:: STATED GOAL ::
For each line that holds "panel", copy the line out.

[Figure contents as structured data]
+++++

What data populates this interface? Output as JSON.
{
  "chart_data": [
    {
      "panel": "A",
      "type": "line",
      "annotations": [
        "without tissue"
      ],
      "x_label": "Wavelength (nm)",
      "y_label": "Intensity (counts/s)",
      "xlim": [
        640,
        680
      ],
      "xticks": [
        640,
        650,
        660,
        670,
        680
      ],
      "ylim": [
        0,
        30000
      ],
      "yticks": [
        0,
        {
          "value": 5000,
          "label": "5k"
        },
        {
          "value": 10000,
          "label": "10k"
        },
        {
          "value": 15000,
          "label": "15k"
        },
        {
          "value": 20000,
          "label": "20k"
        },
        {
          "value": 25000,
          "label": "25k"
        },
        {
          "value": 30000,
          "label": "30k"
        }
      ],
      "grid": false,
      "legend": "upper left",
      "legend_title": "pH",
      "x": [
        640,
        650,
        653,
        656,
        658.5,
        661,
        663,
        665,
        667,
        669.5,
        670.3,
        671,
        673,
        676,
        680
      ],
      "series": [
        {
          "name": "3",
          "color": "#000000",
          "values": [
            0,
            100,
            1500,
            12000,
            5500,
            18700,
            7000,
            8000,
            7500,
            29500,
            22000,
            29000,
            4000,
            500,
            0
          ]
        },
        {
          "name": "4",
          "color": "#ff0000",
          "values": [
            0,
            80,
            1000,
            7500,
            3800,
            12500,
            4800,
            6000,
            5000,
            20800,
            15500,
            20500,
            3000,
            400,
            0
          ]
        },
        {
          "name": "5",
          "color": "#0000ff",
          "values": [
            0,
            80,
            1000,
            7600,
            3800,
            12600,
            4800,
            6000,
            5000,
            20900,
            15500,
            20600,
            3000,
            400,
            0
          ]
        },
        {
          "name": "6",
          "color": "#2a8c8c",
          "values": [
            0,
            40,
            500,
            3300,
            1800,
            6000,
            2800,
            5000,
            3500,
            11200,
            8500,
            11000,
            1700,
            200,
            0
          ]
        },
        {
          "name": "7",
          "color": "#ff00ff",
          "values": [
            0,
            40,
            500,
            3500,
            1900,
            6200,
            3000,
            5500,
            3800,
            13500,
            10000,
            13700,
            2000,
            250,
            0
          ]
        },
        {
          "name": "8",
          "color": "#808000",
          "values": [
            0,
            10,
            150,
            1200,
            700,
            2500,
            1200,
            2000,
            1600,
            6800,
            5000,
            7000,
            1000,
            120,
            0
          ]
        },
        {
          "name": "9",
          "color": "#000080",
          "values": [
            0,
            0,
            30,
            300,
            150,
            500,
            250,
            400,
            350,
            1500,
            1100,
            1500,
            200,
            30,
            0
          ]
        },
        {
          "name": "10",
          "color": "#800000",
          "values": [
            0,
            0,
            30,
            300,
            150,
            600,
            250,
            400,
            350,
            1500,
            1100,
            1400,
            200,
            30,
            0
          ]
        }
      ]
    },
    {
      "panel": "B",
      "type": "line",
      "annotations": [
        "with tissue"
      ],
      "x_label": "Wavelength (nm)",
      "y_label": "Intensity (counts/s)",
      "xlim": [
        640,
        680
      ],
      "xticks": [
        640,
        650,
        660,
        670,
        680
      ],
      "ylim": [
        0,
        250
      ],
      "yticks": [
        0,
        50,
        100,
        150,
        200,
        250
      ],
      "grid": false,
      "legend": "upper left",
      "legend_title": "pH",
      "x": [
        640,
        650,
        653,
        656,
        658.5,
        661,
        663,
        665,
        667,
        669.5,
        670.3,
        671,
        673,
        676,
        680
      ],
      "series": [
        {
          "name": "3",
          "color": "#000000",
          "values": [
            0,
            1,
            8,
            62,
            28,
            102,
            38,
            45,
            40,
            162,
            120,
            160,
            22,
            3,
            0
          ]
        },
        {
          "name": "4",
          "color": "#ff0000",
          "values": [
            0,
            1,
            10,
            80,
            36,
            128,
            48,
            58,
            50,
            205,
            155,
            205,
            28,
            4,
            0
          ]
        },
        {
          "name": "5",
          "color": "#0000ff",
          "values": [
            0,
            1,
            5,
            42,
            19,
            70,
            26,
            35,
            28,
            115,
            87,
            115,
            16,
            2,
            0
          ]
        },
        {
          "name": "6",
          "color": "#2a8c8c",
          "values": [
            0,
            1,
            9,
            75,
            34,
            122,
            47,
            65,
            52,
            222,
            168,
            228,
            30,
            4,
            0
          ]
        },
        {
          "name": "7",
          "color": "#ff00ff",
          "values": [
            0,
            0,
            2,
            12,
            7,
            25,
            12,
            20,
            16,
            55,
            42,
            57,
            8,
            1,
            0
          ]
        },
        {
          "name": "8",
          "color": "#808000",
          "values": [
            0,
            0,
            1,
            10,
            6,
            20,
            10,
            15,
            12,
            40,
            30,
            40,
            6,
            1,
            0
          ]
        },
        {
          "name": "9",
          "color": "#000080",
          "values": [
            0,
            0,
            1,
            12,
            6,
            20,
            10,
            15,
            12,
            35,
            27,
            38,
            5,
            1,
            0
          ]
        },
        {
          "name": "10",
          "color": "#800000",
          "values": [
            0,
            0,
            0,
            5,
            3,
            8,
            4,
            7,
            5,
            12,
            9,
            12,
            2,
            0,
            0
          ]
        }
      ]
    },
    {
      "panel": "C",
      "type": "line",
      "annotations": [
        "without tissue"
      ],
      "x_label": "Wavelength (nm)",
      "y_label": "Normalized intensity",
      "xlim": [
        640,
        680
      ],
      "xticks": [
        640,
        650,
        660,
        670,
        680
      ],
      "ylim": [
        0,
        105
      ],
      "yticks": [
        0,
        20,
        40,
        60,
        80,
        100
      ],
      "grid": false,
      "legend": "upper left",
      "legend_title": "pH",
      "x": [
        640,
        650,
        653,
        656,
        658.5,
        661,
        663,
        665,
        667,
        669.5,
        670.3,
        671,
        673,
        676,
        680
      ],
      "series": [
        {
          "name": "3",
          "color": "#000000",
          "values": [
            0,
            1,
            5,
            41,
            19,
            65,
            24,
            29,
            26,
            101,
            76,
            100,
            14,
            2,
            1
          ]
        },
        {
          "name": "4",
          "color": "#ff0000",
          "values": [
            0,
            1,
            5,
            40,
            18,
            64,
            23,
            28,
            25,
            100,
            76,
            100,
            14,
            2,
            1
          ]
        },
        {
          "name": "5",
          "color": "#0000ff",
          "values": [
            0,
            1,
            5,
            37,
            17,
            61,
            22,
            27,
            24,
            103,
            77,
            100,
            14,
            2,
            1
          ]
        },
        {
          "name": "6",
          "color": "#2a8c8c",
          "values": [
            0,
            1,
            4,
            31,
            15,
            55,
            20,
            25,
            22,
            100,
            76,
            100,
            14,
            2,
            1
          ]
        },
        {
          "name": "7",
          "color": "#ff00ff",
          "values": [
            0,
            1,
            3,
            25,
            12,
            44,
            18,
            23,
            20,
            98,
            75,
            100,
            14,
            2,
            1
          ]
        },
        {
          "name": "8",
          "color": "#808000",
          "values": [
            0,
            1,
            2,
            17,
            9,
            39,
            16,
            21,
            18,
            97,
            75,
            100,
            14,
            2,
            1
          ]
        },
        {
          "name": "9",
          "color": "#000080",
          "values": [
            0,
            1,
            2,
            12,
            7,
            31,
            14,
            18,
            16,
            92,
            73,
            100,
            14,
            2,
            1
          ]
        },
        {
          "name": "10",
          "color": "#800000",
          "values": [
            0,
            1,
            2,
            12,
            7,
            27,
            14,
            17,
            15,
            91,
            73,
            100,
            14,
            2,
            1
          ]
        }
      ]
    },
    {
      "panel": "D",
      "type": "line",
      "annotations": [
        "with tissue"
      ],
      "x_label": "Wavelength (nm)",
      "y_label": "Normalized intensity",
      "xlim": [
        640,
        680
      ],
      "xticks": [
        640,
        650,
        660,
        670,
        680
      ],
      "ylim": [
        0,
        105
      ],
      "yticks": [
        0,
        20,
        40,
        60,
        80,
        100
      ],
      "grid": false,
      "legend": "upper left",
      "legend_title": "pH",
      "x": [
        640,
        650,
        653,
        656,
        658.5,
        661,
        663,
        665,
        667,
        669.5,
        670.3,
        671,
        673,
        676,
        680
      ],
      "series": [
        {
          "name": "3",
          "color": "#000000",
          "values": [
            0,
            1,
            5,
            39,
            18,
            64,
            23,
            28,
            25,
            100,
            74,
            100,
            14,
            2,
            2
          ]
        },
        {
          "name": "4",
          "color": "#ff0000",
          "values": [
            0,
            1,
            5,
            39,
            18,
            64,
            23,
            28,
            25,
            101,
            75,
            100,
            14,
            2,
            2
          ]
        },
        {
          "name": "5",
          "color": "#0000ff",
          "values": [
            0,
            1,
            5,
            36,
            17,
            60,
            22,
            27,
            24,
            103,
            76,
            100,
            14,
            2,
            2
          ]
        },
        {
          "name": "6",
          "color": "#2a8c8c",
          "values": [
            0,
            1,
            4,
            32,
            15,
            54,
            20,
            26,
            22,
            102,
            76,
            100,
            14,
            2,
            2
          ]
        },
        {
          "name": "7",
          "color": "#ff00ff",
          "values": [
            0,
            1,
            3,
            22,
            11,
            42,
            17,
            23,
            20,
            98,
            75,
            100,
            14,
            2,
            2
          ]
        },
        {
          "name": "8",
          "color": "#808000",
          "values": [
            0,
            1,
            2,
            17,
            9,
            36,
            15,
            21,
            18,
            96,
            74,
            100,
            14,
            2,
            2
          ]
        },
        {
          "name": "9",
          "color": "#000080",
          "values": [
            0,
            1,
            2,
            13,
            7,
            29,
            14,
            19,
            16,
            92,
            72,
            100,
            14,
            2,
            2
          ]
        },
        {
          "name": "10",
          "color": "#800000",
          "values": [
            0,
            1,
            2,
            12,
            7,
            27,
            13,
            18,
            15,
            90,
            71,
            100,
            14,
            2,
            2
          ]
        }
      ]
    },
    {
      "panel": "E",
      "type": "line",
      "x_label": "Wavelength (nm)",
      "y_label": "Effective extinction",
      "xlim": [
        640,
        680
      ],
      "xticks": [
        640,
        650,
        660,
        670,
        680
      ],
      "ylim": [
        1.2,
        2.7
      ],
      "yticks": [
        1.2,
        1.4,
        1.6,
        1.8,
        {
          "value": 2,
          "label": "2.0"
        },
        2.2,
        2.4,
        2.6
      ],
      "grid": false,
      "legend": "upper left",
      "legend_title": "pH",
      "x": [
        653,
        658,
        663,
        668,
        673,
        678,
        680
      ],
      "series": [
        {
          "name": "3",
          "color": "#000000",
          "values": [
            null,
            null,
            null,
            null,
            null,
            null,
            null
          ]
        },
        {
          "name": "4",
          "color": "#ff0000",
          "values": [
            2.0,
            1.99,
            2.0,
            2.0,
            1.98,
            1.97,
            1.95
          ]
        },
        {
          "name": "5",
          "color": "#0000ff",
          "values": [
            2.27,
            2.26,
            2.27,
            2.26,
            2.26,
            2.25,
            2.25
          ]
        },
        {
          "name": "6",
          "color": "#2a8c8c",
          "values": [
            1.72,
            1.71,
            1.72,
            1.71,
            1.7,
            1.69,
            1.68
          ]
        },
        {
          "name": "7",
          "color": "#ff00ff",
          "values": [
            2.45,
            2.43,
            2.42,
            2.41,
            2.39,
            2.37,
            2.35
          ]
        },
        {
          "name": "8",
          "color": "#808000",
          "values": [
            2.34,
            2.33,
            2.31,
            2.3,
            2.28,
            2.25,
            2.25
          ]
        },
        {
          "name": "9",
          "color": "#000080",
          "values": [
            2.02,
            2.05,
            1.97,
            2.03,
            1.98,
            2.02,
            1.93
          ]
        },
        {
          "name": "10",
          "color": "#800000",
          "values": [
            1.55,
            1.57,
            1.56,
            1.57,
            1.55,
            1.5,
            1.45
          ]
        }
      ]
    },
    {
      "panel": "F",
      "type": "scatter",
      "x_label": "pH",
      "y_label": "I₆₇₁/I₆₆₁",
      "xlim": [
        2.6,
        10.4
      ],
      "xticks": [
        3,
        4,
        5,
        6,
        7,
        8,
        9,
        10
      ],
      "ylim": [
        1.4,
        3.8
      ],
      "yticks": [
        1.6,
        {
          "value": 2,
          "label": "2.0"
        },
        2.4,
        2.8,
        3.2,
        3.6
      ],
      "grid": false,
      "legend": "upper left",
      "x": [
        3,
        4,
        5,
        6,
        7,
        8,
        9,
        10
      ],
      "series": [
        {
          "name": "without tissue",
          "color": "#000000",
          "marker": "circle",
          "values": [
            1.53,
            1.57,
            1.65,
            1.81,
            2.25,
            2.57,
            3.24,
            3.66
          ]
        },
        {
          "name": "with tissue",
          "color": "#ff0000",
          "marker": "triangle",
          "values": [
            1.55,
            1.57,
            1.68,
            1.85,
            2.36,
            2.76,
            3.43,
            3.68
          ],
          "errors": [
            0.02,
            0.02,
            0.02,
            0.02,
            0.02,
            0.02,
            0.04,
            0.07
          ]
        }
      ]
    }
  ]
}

+++++

:: EXPECTED OUTPUT ::
      "panel": "A",
      "panel": "B",
      "panel": "C",
      "panel": "D",
      "panel": "E",
      "panel": "F",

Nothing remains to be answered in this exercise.